Work to do » Copy each line that contains the string "Inhibitory".

======== Data for this task

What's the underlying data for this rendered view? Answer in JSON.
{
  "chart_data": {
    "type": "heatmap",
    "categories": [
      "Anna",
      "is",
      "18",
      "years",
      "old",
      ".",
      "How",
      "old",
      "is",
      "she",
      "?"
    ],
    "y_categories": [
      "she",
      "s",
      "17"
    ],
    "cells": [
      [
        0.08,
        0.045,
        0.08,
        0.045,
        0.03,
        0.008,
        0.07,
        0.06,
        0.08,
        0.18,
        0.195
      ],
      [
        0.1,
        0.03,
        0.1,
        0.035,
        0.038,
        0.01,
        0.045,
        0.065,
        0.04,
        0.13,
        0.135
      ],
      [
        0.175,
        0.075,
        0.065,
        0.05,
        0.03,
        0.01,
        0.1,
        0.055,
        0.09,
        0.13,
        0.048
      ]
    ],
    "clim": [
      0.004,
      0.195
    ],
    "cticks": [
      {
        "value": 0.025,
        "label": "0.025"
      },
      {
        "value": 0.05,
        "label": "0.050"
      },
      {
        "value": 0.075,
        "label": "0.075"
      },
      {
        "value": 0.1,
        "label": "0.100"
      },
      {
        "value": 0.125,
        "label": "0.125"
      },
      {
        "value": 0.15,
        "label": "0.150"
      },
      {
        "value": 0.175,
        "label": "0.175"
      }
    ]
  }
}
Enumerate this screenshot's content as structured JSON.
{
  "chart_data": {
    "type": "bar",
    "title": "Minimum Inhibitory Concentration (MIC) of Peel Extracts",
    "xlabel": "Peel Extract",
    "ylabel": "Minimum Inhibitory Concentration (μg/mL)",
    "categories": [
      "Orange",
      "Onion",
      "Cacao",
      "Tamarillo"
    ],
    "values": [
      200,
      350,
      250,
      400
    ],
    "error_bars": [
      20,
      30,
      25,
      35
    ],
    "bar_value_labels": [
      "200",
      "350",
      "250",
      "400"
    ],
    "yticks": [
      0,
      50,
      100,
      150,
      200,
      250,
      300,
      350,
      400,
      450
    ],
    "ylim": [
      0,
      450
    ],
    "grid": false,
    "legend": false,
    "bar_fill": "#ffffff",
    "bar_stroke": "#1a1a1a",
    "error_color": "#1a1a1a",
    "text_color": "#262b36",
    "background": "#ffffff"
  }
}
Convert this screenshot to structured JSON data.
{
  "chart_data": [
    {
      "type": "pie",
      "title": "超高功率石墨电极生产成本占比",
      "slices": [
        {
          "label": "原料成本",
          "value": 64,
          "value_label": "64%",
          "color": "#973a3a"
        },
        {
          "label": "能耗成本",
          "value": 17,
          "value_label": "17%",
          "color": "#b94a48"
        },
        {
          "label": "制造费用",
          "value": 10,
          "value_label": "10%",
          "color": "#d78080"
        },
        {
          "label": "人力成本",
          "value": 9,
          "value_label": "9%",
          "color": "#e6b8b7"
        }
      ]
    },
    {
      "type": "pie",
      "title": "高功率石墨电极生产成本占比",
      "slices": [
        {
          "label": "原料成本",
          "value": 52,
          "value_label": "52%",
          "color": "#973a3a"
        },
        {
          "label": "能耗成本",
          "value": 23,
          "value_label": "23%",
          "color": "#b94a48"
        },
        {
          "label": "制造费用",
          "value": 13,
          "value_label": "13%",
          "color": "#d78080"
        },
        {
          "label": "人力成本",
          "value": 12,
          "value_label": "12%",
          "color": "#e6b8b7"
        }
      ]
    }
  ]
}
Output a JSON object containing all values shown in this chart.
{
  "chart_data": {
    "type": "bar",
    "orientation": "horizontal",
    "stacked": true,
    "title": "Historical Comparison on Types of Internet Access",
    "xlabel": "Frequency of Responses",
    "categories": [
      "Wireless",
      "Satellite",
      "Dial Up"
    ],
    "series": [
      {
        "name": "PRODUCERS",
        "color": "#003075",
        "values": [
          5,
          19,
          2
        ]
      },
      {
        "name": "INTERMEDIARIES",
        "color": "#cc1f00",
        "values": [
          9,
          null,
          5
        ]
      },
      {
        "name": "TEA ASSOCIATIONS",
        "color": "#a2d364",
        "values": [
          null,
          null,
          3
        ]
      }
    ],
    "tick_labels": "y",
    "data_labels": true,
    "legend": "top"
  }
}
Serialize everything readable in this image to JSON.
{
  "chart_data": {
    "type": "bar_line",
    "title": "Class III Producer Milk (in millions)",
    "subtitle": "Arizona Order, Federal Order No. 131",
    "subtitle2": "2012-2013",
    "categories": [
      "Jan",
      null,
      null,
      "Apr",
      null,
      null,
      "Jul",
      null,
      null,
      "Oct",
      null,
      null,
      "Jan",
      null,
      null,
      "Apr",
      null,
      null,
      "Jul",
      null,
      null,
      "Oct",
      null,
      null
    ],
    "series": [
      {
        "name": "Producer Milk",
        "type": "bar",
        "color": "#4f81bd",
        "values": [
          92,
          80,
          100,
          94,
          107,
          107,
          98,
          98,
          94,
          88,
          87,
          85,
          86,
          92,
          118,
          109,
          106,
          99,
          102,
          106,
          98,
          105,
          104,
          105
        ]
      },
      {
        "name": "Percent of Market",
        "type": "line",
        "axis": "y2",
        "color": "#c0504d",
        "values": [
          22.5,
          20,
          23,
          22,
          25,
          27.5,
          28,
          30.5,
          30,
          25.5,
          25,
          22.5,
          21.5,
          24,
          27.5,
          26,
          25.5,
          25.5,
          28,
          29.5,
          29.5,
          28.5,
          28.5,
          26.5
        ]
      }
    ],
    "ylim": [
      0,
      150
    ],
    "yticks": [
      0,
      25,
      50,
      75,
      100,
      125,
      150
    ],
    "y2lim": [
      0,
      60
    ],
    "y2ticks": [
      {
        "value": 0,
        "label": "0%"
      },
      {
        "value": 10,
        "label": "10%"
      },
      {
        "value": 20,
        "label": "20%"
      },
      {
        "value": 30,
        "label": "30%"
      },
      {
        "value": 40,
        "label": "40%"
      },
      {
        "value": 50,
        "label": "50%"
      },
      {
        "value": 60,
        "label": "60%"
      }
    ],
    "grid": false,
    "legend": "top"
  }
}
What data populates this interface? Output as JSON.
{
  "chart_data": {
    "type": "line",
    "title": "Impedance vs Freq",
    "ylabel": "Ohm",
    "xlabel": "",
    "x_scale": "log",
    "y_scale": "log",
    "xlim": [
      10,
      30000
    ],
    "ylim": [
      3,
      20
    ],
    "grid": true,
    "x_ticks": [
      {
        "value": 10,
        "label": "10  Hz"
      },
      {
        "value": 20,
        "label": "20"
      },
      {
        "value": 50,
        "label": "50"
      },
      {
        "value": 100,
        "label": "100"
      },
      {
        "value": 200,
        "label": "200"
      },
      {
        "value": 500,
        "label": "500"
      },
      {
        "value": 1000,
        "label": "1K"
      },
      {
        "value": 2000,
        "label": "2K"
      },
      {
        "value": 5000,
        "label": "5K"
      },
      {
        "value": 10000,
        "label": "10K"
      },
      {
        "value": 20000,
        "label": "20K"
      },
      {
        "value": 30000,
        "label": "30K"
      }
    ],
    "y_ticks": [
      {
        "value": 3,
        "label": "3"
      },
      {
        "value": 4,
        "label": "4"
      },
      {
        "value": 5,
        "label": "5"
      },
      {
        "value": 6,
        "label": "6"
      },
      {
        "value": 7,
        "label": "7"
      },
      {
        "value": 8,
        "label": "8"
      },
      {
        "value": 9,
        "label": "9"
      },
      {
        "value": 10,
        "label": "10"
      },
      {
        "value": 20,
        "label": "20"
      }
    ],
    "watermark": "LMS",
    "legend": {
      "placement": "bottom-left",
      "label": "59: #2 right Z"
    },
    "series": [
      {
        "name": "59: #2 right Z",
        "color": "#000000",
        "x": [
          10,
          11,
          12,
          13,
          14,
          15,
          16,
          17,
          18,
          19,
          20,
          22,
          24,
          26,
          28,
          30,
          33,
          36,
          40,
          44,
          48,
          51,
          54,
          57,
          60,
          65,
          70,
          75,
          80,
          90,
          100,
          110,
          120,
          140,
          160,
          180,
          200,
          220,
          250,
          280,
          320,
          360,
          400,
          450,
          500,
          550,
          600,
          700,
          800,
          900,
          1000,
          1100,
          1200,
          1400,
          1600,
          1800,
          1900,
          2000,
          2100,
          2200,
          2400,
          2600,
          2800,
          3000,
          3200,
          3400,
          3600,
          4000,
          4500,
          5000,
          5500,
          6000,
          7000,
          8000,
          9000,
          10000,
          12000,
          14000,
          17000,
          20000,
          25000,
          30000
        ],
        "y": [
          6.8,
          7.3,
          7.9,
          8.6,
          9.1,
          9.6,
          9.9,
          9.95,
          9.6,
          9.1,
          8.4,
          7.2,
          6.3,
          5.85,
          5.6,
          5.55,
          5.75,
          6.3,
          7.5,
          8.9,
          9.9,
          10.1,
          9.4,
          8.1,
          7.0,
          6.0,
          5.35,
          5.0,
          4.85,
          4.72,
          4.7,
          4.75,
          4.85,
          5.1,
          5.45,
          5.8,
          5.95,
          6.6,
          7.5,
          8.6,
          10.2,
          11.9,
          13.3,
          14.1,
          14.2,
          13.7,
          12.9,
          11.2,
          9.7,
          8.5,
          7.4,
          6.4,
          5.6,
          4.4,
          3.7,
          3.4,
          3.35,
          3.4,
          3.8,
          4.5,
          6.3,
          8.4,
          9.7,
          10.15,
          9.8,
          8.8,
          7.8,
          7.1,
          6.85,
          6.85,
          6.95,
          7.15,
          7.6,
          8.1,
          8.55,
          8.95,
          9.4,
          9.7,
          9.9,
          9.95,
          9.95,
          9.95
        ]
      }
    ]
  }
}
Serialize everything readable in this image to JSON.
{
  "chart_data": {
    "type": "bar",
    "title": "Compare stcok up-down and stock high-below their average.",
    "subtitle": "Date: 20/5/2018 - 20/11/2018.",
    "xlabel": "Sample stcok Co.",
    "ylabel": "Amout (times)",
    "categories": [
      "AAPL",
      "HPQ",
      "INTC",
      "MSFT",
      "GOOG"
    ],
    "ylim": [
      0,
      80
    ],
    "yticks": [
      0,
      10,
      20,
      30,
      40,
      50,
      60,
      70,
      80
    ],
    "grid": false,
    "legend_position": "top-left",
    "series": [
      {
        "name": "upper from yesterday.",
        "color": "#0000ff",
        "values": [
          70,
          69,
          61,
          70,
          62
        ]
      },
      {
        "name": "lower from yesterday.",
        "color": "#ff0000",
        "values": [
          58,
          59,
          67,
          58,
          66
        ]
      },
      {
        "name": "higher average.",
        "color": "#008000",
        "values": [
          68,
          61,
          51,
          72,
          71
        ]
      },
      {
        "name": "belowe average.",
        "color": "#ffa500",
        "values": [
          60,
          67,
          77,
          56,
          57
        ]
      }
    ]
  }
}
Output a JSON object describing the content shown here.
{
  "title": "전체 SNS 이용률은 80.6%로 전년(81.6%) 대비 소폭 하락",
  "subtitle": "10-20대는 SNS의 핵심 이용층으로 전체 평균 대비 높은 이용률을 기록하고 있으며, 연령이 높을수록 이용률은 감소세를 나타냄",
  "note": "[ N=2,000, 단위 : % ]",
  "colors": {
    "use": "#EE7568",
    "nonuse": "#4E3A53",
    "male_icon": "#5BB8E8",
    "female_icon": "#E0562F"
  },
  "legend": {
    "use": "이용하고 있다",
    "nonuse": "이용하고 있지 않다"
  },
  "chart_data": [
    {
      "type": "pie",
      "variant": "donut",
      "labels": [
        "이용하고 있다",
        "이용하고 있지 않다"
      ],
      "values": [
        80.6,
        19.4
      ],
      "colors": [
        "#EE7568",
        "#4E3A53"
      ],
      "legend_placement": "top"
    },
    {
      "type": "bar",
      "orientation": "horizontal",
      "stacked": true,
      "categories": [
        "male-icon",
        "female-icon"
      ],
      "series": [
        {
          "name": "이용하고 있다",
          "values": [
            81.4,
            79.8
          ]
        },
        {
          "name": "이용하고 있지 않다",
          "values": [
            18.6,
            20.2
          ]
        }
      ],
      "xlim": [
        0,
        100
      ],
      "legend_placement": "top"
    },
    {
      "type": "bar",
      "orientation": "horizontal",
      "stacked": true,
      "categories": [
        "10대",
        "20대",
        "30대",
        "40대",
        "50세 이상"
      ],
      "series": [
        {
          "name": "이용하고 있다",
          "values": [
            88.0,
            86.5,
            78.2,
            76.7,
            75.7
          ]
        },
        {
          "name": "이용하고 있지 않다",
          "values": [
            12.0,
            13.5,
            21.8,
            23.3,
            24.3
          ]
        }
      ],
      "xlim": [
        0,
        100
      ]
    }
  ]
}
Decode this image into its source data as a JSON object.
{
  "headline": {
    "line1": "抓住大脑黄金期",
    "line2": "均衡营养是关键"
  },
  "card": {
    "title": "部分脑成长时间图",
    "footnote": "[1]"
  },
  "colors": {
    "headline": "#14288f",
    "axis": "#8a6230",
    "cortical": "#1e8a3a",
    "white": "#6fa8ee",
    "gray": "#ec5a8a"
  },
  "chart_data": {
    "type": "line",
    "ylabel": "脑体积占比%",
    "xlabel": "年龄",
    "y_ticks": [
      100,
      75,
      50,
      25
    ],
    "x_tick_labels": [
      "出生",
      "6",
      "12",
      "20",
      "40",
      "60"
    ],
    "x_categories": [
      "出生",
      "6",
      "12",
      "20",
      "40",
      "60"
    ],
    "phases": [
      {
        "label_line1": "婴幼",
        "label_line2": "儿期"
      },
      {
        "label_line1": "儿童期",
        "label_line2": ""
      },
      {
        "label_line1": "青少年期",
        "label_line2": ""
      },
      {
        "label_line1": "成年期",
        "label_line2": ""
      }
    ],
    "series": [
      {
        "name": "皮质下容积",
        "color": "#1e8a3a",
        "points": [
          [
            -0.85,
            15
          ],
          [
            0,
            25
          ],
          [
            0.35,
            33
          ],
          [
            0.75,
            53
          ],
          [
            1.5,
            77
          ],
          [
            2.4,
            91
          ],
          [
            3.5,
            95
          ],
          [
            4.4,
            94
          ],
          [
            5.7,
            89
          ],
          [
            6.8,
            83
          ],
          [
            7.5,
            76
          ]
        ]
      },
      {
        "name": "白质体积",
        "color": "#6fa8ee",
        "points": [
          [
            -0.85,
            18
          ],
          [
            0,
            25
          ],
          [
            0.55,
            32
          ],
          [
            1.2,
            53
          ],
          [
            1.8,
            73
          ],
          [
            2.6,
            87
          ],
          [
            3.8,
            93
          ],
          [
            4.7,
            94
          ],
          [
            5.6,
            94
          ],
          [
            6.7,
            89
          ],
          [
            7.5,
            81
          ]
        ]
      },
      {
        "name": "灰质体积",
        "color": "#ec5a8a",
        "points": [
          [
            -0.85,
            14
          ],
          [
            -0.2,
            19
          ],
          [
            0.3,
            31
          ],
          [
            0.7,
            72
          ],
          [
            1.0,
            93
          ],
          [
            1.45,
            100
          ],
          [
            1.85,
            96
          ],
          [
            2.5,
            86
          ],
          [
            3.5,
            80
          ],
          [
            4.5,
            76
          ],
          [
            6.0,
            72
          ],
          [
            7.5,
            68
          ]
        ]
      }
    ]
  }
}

================

Task output »
    "title": "Minimum Inhibitory Concentration (MIC) of Peel Extracts",
    "ylabel": "Minimum Inhibitory Concentration (μg/mL)",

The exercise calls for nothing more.